[WHAT YOU ARE ASKED TO DO] Type the records out again in full, exactly.
━━ GIVEN INFORMATION
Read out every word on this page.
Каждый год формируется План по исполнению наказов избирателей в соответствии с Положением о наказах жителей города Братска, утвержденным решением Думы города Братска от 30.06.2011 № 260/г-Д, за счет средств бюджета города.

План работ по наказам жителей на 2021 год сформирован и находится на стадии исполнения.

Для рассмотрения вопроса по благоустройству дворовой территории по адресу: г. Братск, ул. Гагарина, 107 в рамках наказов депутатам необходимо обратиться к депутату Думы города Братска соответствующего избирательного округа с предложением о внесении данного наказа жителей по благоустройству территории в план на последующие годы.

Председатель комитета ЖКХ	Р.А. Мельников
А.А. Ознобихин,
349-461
━━━━
[FULL OUTPUT]
Read out every word on this page.
Каждый год формируется План по исполнению наказов избирателей в соответствии с Положением о наказах жителей города Братска, утвержденным решением Думы города Братска от 30.06.2011 № 260/г-Д, за счет средств бюджета города.

План работ по наказам жителей на 2021 год сформирован и находится на стадии исполнения.

Для рассмотрения вопроса по благоустройству дворовой территории по адресу: г. Братск, ул. Гагарина, 107 в рамках наказов депутатам необходимо обратиться к депутату Думы города Братска соответствующего избирательного округа с предложением о внесении данного наказа жителей по благоустройству территории в план на последующие годы.

Председатель комитета ЖКХ	Р.А. Мельников
А.А. Ознобихин,
349-461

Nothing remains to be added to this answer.